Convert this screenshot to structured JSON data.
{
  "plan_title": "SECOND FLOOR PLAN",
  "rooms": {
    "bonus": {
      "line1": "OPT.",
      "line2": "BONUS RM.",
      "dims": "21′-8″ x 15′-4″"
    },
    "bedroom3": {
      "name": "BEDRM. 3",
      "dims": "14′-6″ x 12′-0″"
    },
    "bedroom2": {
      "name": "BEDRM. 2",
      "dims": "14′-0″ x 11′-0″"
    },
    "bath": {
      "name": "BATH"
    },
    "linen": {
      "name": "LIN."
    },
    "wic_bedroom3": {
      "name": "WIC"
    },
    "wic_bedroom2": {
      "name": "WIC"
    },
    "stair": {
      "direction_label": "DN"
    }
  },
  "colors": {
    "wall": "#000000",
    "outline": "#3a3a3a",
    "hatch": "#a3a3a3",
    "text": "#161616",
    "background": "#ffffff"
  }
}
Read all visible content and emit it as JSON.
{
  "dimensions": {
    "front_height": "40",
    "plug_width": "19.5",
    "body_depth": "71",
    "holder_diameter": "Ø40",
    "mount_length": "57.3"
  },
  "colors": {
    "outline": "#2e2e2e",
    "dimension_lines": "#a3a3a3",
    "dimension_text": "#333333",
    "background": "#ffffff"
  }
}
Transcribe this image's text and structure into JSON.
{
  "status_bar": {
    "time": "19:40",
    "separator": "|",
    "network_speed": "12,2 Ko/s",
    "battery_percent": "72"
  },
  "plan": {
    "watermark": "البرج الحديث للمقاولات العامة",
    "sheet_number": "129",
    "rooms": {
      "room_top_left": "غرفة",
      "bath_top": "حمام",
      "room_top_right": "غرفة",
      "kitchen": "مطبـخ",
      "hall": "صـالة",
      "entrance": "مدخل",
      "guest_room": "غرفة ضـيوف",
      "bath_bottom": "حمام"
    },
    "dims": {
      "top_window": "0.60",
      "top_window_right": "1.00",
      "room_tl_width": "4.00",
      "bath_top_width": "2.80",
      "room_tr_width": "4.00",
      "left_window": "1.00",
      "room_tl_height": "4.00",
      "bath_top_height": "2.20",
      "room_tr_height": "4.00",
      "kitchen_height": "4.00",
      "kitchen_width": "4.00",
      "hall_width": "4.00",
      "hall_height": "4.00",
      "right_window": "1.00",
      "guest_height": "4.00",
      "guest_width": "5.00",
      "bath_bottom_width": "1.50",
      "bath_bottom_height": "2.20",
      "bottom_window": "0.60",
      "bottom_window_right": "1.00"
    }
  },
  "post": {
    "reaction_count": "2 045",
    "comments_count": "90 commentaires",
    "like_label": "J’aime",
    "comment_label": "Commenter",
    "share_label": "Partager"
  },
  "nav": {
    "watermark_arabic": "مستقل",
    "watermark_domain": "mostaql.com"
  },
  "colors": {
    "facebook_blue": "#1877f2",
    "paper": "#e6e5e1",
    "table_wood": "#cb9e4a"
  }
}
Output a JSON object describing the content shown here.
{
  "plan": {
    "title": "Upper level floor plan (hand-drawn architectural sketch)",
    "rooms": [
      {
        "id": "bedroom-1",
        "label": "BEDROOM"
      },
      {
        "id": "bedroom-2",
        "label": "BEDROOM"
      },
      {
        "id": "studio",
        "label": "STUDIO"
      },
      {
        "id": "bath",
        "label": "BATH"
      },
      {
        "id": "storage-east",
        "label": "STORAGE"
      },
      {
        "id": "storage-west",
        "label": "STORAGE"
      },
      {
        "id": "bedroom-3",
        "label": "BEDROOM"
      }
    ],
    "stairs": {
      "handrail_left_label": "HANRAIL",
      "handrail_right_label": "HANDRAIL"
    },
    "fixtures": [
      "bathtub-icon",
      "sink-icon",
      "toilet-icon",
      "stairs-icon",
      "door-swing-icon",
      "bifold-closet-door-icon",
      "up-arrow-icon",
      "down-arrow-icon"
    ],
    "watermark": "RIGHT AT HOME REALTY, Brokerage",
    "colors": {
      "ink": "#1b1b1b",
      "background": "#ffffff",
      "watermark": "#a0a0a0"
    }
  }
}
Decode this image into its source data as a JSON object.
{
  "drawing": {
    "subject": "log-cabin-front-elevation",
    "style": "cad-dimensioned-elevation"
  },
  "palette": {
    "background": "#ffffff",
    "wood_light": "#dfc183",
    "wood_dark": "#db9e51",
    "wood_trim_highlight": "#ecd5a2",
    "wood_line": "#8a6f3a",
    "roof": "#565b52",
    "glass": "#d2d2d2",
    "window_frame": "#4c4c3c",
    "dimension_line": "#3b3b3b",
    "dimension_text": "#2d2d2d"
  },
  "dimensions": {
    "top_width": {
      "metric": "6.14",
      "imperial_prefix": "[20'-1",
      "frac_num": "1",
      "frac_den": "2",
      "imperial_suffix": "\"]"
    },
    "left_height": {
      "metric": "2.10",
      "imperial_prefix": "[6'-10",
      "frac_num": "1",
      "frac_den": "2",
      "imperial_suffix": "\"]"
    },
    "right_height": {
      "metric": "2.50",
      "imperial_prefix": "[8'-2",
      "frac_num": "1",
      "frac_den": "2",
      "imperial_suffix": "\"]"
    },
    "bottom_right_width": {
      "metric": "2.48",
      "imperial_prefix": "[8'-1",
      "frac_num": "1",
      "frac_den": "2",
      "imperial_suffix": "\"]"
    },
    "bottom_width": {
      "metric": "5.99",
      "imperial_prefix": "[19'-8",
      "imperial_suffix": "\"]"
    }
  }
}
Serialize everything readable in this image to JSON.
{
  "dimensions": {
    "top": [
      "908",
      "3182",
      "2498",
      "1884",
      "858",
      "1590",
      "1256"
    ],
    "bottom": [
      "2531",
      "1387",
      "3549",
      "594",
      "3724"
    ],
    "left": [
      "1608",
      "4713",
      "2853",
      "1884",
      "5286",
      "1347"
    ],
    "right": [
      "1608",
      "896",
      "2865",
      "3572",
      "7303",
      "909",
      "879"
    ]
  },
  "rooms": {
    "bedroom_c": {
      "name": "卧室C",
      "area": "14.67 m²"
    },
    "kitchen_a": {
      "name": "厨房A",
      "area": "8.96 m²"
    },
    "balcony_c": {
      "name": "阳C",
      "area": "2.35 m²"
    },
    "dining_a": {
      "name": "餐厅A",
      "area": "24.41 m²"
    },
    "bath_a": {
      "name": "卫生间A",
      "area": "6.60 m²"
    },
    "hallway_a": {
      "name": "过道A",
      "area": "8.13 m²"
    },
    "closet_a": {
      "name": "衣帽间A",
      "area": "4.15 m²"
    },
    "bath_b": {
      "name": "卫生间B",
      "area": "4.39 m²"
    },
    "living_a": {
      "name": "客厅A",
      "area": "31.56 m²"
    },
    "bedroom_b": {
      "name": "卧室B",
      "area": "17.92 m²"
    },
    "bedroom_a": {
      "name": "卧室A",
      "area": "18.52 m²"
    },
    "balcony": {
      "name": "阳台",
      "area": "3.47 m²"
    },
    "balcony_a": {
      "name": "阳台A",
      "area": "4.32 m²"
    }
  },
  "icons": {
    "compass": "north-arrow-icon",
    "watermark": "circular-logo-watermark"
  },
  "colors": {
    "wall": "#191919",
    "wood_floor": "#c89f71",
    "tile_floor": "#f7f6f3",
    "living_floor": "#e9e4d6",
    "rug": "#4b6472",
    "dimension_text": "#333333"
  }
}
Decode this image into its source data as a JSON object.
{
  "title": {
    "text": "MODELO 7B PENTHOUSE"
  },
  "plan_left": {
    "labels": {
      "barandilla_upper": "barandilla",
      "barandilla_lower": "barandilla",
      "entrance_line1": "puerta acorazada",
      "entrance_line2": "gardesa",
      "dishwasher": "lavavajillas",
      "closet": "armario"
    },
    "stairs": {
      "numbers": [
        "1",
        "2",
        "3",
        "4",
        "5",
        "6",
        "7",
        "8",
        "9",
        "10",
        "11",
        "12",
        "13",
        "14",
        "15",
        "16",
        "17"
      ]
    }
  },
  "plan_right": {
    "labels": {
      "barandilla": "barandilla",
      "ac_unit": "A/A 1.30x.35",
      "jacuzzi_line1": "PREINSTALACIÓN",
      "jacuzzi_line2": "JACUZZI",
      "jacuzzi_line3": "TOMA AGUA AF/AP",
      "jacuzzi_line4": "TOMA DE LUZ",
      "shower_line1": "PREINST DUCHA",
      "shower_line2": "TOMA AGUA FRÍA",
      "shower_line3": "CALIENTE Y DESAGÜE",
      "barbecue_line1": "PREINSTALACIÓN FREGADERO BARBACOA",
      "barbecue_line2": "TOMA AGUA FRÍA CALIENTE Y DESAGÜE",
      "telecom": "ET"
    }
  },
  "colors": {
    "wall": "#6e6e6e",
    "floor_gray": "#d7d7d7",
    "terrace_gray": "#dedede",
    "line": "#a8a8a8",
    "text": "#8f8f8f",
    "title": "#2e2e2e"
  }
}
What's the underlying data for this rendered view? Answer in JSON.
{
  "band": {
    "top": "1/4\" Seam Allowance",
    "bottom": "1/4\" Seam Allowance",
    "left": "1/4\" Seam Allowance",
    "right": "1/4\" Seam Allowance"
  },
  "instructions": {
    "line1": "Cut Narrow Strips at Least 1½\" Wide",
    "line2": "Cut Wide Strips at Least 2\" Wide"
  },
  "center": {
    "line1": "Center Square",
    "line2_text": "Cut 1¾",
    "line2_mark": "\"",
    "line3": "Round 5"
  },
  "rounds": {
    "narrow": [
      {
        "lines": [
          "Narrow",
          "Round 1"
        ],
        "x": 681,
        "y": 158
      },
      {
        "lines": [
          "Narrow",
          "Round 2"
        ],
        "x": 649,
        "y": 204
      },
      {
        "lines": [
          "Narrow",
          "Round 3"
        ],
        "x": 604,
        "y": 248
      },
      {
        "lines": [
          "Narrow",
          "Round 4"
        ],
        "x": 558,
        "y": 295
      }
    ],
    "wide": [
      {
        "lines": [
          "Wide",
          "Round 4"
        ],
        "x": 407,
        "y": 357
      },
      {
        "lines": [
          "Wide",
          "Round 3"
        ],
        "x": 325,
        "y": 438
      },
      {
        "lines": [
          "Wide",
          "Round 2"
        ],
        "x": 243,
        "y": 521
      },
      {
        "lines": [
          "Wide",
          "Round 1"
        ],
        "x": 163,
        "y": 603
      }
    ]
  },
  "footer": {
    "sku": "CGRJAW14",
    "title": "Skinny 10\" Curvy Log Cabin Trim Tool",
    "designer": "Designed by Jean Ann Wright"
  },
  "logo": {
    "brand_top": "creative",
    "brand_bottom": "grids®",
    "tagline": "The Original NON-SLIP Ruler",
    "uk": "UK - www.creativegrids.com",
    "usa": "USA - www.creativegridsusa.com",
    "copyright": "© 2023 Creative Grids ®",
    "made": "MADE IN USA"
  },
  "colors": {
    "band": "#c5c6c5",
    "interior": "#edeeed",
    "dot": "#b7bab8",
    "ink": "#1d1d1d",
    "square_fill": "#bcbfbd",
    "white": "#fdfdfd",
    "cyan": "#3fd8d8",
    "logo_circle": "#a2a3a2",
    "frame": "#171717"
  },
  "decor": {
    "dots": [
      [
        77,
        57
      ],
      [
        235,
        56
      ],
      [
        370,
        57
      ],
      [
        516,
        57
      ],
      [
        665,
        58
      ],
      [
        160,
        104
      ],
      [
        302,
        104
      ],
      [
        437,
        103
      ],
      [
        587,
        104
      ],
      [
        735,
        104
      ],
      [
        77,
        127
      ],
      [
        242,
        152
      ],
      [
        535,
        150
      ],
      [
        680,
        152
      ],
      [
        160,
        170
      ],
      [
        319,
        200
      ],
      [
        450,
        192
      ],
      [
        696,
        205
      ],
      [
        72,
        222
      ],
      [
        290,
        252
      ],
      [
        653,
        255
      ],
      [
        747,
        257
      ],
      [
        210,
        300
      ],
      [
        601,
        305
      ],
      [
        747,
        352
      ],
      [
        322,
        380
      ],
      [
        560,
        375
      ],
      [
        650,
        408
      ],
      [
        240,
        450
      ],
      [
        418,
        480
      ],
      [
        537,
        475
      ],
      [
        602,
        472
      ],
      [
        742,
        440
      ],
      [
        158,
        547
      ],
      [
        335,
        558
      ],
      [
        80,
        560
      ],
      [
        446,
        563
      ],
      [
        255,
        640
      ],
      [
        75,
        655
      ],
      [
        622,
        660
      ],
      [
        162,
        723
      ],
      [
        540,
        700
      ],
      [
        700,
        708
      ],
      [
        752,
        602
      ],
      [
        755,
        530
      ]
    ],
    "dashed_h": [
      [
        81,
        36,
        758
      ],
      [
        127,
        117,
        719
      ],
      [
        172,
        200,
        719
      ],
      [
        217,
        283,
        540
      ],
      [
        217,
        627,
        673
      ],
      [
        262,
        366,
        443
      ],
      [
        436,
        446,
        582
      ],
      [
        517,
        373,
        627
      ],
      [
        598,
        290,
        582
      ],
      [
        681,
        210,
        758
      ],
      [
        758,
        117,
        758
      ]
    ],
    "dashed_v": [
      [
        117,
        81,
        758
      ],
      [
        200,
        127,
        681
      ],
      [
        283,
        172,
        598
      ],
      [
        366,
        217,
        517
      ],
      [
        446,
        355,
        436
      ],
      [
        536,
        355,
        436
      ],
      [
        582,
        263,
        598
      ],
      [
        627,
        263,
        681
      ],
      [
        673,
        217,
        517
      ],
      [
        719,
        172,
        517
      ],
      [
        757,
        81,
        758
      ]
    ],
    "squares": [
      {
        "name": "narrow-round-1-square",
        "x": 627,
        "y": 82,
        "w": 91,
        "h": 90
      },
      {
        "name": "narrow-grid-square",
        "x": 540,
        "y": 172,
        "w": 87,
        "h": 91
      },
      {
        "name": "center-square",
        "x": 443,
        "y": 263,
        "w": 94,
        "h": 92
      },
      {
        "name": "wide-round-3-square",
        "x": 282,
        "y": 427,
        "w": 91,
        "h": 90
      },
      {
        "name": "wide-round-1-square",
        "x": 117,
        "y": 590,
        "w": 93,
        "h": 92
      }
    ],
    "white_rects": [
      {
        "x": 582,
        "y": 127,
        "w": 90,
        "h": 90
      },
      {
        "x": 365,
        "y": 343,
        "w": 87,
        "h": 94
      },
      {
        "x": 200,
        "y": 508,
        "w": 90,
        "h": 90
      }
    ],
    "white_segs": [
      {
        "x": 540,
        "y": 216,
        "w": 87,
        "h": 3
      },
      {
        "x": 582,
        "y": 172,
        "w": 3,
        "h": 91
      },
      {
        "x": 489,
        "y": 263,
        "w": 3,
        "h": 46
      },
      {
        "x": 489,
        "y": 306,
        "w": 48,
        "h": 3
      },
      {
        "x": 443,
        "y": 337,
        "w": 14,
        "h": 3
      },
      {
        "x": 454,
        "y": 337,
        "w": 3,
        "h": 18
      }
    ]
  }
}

——

- Given problem: Copy out each line of the material that holds the word "image".

- Complete output:
Transcribe this image's text and structure into JSON.
Decode this image into its source data as a JSON object.
Serialize everything readable in this image to JSON.
Decode this image into its source data as a JSON object.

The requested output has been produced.